Stated task →
Extract every line below that contains the word "Hoagland".

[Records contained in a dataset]
□ □ □ □

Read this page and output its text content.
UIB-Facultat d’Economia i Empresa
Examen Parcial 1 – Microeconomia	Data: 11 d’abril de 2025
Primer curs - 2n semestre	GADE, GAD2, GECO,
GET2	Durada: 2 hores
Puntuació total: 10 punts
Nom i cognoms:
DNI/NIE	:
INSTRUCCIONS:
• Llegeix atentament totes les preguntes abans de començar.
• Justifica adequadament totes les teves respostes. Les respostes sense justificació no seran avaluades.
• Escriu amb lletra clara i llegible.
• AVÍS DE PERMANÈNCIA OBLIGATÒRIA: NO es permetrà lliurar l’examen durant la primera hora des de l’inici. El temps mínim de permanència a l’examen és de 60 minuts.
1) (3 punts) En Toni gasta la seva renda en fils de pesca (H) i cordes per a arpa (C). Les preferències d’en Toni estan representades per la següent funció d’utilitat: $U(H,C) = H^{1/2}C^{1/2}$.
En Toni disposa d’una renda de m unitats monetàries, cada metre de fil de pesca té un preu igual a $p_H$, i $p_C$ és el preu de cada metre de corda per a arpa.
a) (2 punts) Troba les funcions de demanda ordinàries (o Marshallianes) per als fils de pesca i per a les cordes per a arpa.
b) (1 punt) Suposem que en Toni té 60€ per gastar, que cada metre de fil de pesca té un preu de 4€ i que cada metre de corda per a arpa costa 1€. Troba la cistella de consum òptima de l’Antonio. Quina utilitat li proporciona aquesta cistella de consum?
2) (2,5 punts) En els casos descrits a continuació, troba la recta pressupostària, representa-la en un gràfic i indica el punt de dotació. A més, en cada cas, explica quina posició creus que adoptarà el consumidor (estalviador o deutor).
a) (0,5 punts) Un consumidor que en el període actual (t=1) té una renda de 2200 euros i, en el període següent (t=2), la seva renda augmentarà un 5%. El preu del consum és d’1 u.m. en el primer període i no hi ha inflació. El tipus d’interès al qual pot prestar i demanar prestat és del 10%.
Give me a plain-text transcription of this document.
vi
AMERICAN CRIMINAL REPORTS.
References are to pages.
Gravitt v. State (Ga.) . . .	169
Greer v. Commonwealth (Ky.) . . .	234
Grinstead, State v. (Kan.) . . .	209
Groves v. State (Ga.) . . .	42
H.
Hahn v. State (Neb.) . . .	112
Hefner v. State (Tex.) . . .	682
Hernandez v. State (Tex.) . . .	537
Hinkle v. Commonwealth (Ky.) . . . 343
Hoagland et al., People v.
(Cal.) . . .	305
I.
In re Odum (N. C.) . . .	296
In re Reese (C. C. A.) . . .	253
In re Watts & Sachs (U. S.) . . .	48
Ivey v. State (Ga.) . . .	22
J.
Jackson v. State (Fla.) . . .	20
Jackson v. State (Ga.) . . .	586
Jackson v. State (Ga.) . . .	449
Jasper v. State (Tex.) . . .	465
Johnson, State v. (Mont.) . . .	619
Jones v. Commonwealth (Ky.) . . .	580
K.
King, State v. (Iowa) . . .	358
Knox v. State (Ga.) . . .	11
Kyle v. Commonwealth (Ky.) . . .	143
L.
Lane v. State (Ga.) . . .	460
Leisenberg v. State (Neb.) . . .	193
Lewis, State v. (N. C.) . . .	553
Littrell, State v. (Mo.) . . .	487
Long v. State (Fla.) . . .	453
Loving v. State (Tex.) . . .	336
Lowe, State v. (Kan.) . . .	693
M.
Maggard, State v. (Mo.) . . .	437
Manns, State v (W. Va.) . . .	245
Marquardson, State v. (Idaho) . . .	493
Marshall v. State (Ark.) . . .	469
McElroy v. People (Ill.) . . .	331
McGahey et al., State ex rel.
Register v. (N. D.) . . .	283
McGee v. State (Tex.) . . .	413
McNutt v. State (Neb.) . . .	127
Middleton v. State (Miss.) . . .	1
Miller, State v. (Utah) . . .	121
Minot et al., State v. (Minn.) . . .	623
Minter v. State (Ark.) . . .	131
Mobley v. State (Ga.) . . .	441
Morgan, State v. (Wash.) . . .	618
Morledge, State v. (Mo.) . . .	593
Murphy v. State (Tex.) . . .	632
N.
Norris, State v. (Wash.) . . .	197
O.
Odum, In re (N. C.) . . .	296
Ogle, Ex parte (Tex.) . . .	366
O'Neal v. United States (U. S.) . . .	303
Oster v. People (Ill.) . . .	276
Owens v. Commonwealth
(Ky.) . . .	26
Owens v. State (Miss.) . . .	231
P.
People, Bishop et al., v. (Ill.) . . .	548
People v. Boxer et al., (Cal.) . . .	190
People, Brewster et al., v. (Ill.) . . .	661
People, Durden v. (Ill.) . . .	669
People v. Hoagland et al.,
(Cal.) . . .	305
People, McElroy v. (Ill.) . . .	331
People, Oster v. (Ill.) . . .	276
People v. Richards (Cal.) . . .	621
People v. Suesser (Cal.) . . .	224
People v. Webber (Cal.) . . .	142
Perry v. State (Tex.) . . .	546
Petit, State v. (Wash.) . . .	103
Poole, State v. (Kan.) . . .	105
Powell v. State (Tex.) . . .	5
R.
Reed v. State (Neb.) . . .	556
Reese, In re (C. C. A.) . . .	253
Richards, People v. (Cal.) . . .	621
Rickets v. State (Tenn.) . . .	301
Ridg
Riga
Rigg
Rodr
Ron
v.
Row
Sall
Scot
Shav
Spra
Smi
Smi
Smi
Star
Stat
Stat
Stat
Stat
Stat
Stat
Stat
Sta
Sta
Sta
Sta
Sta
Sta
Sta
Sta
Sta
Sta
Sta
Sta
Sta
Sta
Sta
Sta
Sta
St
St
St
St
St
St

□ □ □ □

Result below →
Hoagland et al., People v.
People v. Hoagland et al.,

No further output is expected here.